Wow, I made that suggestion nearly half a year ago, and then completely forgotten about it (along with the ~1000 other posts I've made). And then, not haven't gotten a message since the summer, today it says "You have new messages." I'm glad you started the portal, I mean - since the German and French Wikipedia both have one, surely the English Wikipedia should have one (considering Richard Stallman, Linus Torvalds, ... all speak English). I'll try to contribute as much as I can, but I go college so that's why I mainly stopped contributing to Wikipedia since September. In fact, much of what I know about free software comes directly from Wikipedia articles. I put up a picture and "did you know" on Portal:free software. It's not much, but it's a start. Great job on what you did so far! -Hyad 06:33, 26 December 2005 (UTC)

[edit] My own rationale

You've probably seen me (admittedly) trolling on the Richard Stallman talk page. My own observation is tending to lead me to believe that your degree of regard for Richard Stallman is primarily emotionally based, and non-objective. I'm willing to acknowledge that my own dislike of some elements of his behaviour probably is also; but I've noticed that certain people's unreasoning worship of him is as much the cause of my dislike of him as his own attitudes/statements at times.

My primary grievances with him are that a) he seems very much to try and insist that his philosophy is the only one that can be legitimately followed, and that b) despite the size and number of his genuine contributions, as I noted on the talk page, for some inexplicable reason, he and his followers such as yourself continue to attempt to take credit for things for which credit does not honestly belong to him. Given that, on reflection I can see that my problems are with some specific behaviour here...I do not know the man personally, and would not try to claim that I do.

These are not reservations which I alone hold, either...I have seen them noted by a considerable number of other people in the past as well. I will also acknowledge having been gratuitously provocative on the talk page at times, but said provocation has been a product of genuine frustration and confusion; this man has genuinely done much to be respected for, but recognition for that which he genuinely has done on its own does not seem to be enough for him. I also do not understand why he seems to be so deeply threatened by the idea that other people wish to hold beliefs which are not necessarily in conformity with his own. That to me genuinely does not seem conducive to the kind of freedom which he claims to want people to have. I cannot help but assume that surely a part of any meaningful freedom would have to be the freedom to disagree with him. Petrus4 22:05, 21 January 2006 (UTC)

Dataset —
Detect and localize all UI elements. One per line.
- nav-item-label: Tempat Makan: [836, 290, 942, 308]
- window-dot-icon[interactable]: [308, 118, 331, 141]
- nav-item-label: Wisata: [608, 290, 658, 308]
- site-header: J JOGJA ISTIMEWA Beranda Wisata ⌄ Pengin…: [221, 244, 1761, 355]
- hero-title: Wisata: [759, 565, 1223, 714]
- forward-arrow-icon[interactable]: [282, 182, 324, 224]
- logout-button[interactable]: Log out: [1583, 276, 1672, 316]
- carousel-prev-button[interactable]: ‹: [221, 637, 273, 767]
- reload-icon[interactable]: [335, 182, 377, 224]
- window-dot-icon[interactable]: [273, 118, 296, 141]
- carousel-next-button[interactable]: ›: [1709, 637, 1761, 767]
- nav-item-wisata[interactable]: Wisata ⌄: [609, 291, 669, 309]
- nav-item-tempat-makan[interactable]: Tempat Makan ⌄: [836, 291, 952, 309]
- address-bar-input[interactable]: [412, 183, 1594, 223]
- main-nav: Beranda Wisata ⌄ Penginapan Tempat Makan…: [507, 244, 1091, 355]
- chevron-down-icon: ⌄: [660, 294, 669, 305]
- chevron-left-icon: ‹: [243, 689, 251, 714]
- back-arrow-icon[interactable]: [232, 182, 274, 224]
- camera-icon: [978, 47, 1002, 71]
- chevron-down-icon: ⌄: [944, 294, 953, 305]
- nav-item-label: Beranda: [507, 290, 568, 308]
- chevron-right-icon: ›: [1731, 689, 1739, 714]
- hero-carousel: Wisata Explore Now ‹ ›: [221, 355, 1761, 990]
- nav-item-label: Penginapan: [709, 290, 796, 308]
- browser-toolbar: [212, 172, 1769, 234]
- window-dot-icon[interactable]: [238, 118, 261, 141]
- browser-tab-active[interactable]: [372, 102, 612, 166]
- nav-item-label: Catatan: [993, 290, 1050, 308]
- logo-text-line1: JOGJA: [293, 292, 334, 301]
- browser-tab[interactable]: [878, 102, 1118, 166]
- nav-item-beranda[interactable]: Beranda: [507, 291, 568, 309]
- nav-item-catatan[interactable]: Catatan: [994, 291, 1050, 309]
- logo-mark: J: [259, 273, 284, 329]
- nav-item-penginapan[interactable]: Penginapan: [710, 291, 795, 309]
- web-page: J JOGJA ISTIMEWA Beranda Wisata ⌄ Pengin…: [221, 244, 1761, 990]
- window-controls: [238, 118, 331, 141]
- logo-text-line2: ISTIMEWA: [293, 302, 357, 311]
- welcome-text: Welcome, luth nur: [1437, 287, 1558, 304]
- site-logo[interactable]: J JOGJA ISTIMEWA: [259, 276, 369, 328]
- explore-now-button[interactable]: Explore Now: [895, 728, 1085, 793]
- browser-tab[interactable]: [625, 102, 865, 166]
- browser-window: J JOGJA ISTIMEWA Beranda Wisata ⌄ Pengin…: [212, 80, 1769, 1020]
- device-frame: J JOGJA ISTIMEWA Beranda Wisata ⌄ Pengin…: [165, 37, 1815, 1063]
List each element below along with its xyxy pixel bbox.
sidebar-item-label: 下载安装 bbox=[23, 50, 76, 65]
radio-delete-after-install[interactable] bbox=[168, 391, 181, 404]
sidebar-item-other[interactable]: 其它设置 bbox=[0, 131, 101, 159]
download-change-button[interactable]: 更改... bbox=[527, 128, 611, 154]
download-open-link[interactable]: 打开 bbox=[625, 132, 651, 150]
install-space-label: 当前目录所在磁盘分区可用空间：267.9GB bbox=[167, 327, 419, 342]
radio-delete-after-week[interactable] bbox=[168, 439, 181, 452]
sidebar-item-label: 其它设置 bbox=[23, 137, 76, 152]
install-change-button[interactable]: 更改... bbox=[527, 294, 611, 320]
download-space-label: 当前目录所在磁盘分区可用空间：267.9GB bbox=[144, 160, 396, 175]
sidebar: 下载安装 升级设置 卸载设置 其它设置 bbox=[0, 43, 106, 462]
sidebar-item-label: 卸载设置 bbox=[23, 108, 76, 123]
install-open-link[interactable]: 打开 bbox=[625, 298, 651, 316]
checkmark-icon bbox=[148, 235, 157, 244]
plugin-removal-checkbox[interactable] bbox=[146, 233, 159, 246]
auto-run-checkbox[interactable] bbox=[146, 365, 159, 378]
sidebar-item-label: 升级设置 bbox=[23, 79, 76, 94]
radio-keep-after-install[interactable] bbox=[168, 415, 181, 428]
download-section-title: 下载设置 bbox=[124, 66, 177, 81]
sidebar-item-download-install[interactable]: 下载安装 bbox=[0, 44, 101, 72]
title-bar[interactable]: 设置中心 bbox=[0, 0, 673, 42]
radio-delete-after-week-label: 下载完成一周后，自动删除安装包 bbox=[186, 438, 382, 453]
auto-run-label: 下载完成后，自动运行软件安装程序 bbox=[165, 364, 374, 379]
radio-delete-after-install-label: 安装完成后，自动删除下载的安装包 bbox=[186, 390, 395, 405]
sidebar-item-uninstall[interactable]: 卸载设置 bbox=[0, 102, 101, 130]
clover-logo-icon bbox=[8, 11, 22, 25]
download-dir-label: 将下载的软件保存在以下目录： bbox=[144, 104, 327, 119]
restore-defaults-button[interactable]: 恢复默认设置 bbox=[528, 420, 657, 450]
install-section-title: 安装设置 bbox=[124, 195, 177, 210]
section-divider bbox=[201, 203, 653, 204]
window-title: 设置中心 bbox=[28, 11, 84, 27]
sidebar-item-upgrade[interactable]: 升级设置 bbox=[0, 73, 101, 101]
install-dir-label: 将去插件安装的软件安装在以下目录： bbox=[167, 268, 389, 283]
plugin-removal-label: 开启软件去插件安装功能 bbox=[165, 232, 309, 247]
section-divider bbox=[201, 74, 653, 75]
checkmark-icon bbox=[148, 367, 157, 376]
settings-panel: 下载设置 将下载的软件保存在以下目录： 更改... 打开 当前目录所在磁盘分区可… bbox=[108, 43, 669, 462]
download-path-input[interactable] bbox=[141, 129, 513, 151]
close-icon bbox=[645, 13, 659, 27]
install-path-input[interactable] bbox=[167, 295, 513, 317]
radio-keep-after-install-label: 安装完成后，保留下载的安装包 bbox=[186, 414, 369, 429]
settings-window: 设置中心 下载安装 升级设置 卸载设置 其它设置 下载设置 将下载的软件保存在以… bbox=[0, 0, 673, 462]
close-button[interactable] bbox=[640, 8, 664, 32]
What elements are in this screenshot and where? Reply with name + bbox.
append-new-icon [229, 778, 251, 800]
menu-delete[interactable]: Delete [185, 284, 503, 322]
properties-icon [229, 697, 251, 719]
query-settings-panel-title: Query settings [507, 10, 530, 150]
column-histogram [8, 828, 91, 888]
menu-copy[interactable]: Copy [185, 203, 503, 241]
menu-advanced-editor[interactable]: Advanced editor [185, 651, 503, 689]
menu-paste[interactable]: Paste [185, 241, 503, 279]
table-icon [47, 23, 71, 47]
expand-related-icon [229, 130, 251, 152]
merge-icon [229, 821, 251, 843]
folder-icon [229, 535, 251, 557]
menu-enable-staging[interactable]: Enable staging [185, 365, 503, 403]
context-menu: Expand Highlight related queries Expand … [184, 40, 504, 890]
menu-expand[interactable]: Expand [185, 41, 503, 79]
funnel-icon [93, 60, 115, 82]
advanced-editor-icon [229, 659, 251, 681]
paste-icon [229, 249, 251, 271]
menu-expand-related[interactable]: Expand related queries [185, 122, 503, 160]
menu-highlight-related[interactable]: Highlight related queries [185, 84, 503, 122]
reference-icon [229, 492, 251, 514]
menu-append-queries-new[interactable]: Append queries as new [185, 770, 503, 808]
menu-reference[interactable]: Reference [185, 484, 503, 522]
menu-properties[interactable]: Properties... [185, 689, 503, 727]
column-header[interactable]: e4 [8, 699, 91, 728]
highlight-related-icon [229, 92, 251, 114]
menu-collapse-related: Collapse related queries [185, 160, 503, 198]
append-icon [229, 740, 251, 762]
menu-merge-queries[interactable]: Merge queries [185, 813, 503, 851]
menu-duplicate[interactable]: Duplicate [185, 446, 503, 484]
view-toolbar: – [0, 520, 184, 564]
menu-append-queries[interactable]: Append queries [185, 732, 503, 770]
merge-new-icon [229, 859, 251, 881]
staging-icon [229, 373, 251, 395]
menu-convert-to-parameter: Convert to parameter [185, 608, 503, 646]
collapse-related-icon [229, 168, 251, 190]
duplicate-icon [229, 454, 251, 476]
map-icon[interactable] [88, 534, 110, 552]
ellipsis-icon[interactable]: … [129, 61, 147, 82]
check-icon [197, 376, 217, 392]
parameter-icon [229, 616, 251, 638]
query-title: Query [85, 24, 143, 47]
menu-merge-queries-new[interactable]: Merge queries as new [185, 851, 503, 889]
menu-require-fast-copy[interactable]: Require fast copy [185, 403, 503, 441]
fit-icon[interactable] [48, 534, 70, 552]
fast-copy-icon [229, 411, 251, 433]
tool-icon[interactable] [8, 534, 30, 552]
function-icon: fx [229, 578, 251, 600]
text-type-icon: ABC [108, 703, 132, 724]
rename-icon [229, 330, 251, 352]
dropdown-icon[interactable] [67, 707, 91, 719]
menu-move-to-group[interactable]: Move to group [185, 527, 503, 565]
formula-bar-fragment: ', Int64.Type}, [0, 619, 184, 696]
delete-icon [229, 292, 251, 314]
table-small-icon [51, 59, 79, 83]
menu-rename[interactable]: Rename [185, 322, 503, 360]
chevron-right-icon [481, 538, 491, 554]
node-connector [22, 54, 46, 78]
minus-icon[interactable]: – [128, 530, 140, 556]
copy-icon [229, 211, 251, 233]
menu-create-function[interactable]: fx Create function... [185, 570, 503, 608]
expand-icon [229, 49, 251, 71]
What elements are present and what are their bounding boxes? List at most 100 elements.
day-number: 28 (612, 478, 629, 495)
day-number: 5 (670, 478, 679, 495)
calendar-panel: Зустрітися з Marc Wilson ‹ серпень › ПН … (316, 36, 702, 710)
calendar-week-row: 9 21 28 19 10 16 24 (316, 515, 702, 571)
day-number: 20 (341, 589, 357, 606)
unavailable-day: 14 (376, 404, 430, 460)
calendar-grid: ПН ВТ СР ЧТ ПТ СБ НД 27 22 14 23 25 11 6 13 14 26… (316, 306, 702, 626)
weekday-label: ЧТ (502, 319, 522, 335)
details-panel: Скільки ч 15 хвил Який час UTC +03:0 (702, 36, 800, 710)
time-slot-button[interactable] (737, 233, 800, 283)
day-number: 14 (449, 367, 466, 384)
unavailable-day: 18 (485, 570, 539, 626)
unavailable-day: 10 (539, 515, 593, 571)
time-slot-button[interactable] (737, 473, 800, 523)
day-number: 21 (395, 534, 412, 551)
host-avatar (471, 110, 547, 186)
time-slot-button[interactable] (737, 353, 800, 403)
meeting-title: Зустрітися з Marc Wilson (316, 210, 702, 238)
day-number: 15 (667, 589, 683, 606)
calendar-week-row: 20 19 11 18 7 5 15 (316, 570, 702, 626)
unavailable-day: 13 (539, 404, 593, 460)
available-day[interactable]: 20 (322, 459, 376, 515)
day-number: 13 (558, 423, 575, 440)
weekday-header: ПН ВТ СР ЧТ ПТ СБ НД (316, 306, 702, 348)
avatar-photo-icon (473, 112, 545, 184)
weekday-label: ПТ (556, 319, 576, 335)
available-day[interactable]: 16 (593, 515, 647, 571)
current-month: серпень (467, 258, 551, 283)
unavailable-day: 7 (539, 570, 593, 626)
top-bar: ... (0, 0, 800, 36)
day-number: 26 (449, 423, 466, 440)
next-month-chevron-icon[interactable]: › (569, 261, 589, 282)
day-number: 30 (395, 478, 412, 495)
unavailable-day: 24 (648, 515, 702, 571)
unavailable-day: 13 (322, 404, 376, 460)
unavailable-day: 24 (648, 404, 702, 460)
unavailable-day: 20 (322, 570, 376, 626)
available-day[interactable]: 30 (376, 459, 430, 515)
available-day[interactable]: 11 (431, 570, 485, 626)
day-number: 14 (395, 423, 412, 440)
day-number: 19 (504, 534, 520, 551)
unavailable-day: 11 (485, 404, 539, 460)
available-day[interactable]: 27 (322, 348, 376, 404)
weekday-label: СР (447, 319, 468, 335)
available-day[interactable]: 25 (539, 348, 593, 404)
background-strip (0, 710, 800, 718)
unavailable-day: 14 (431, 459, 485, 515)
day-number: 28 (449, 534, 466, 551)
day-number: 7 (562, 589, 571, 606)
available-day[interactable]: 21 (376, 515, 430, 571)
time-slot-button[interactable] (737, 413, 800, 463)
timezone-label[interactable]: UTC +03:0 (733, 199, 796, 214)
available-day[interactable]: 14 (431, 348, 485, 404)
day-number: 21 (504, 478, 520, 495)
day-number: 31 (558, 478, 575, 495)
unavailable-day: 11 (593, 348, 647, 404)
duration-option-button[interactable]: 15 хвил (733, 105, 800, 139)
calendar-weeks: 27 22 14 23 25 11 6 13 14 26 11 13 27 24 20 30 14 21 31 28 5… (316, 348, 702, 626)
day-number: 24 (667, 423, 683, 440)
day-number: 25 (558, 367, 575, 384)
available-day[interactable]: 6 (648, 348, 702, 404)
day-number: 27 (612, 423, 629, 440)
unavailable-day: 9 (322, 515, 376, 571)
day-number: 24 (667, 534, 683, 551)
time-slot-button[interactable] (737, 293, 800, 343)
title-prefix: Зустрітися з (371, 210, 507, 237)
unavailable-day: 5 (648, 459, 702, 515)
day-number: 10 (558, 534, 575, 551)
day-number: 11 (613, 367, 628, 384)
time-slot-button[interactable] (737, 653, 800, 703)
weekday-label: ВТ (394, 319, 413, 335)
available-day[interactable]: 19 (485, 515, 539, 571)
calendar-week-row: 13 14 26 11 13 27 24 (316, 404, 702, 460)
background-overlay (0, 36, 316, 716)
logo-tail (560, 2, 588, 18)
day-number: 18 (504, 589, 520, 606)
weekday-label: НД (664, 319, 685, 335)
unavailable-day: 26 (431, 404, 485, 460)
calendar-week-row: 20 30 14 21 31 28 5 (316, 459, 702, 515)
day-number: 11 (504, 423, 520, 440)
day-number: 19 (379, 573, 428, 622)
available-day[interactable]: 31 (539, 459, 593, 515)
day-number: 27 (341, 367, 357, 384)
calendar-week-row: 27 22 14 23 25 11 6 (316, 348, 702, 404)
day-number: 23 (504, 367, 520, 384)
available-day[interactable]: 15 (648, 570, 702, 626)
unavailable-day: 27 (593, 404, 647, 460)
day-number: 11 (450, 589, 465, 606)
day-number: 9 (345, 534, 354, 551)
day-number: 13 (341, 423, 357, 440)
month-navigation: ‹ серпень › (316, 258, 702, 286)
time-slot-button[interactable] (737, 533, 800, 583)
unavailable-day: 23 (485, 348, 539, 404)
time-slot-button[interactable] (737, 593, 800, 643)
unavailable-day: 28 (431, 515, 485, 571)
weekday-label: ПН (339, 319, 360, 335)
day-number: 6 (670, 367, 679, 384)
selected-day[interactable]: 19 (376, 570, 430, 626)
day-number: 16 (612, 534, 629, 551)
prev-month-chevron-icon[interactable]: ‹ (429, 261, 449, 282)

What to do —
**A)** List every language edition of Wikipedia that the talk page text mentions.
**B)** According to the talk page text, what did Hyad put up on Portal:free software?
**C)** Continue the Wikipedia talk page text about free software and Richard Stallman, starting after its final sentence.

Answers for the tasks —
**A)** German, French, English

**B)** Hyad put up a picture and a "did you know" on Portal:free software.

**C)**
I don't follow that article any more, so I hadn't seen your comments until now.
It's a topic I've done a lot of research on. I've read and listened to probably almost every available English-language article, essay, interview, and recording of his talks and the post-talk Q&A sessions. I also follow a number of mailing lists which he is active on. I've met him in person and talked to him 1-to-1, briefly, a number of times - despite doing my best to minimise such contact.
I know his philosophy quite well, and I know, in detail, a lot of things he's done, and I know many of his limits.
The reason I don't follow that article anymore is that no matter how much I rebut or clarify or explain, a new person just arrives the next month and the process has to start again, so I'm almost wasting my time when I do so - and because I know how inneffective my effort is, I hold back from putting in a full effort anyway.
If you've any specific, short questions which you'd like to ask of a person who knows Stallman well, here's a fine place, but I don't know how to fix that article's environment. (I ask for "short", not because I'm unwilling to devote the time for long questions, but because there are so many confusions that piecemeal is the best way to examine this topic.) Gronky 21:40, 22 January 2006 (UTC)


[edit] Round Corner template up for deletion

Cyberjunkie has nominated for deletion the template that gives your portal round corners. He's trying to delete 3 templates I created. Please help maintain selective design amongst portals and support these three templates. Here's the link: Wikipedia:Miscellany_for_deletion#Portal:Box-header-round. They are listed sequentially. There isn't much time left, and it's lucky I found out at all. --Go for it! 03:50, 9 February 2006 (UTC)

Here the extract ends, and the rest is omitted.